▸ **Task description**: Identify the lines that contain the string "高频率对应" and copy all of them.
__________________________________________________
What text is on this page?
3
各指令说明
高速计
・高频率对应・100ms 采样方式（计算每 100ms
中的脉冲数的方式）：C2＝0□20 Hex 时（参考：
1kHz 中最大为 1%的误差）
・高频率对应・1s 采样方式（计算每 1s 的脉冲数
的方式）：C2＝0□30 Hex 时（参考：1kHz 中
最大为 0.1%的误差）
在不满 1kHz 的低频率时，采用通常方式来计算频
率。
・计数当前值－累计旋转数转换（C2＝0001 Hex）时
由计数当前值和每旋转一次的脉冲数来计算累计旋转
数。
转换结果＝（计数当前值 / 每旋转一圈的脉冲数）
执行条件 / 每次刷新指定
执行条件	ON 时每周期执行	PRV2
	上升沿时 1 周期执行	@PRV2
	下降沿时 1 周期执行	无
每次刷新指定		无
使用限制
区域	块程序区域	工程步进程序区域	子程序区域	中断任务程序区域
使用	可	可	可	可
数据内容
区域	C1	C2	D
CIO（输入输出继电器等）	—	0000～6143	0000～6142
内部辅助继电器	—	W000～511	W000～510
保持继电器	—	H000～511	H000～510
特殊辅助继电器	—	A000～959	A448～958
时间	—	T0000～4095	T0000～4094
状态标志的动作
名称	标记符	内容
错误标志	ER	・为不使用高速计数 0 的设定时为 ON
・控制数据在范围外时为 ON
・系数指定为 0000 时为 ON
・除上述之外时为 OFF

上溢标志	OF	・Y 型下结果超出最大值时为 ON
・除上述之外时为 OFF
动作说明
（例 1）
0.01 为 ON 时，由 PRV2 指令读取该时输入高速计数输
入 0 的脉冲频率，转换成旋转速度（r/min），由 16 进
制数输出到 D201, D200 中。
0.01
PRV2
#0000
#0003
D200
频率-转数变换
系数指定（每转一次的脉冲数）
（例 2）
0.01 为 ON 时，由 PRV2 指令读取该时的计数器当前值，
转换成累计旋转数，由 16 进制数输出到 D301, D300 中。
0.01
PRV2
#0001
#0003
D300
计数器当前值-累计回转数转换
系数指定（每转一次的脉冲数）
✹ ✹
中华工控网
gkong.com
__________________________________________________
▸ **Result for this task**:
・高频率对应・100ms 采样方式（计算每 100ms
・高频率对应・1s 采样方式（计算每 1s 的脉冲数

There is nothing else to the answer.